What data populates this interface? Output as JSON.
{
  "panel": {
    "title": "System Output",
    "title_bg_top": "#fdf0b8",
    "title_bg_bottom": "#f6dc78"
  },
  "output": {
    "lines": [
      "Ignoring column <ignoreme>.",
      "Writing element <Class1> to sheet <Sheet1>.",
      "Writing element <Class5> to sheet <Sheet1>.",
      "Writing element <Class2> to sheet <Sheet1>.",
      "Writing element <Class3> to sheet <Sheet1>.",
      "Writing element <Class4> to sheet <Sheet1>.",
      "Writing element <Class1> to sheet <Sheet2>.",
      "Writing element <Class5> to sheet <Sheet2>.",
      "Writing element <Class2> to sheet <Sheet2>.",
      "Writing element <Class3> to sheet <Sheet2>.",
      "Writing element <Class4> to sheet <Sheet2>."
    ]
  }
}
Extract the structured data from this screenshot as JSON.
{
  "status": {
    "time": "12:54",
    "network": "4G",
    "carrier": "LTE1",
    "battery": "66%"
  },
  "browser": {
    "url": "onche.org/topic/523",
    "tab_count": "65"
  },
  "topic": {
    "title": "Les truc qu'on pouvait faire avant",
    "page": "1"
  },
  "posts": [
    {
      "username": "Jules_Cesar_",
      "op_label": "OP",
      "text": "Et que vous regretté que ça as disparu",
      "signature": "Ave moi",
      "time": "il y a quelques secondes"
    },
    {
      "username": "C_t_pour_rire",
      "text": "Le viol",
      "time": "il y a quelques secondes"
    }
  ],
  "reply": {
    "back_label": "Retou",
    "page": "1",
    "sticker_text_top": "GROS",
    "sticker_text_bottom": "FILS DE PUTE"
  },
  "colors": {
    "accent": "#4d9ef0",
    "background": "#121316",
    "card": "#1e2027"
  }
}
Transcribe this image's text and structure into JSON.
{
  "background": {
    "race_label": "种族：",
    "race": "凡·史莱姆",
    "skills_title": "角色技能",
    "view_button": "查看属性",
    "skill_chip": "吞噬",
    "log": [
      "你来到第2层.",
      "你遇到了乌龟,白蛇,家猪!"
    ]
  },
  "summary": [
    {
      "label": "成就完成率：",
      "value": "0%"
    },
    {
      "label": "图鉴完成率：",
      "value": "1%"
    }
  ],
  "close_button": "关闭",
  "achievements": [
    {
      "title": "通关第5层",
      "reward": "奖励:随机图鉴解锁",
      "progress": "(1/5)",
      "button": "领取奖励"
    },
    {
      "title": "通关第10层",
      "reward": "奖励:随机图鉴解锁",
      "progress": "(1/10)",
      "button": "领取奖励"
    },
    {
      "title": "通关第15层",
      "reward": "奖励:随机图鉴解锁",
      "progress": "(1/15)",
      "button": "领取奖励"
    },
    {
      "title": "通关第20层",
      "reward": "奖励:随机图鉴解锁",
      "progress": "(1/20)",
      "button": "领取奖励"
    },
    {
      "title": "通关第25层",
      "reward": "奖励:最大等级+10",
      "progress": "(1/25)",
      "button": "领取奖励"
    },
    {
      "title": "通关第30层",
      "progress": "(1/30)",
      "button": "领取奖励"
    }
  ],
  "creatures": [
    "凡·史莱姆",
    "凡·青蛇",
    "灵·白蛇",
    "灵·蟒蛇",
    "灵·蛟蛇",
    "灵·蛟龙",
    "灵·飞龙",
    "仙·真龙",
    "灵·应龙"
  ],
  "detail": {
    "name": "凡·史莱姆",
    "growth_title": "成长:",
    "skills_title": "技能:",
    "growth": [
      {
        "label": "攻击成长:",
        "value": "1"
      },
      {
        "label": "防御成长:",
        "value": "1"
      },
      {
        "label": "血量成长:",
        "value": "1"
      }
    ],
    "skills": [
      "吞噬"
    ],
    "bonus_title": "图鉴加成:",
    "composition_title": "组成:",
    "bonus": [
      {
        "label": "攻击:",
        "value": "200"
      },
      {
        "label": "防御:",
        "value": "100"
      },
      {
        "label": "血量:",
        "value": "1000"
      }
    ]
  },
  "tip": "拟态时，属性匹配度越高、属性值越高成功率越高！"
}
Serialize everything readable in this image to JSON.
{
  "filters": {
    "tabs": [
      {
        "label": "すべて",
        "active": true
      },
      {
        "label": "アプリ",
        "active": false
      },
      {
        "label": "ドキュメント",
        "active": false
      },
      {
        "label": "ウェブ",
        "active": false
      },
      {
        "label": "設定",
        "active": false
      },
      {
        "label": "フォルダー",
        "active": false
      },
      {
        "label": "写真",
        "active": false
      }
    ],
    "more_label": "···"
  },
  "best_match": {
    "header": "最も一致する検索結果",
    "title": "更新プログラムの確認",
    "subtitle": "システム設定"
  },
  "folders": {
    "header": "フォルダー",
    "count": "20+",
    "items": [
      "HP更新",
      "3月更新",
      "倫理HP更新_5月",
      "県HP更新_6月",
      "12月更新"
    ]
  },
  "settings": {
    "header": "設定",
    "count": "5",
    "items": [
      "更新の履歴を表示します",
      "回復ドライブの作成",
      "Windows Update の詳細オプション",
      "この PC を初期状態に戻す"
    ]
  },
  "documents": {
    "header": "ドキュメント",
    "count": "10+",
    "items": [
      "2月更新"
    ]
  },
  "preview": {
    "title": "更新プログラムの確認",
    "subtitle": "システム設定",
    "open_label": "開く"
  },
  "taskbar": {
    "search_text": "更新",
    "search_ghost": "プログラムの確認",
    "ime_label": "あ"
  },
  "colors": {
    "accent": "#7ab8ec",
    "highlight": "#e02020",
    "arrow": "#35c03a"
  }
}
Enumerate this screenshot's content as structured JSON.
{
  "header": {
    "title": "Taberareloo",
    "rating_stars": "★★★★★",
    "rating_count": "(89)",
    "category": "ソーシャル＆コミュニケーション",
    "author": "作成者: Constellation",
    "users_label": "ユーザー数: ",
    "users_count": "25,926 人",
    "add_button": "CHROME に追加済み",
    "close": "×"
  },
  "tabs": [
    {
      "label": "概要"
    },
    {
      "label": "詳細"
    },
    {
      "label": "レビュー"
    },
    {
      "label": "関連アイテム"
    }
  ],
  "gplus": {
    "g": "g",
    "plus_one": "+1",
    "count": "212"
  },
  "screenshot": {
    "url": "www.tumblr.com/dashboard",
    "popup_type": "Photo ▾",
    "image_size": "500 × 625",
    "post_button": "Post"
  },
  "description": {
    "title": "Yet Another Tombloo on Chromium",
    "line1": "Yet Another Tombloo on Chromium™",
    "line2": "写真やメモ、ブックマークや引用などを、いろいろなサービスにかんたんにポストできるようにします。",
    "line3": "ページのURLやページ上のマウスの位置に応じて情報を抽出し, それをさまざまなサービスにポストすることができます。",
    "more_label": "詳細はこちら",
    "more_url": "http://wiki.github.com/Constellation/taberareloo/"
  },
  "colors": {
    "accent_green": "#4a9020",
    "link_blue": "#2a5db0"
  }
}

- [INSTRUCTIONS TO FOLLOW]
Indicate how many lines of the material include the word "sheet"; the number alone is required.

- [SOLUTION TO THIS EXERCISE]
10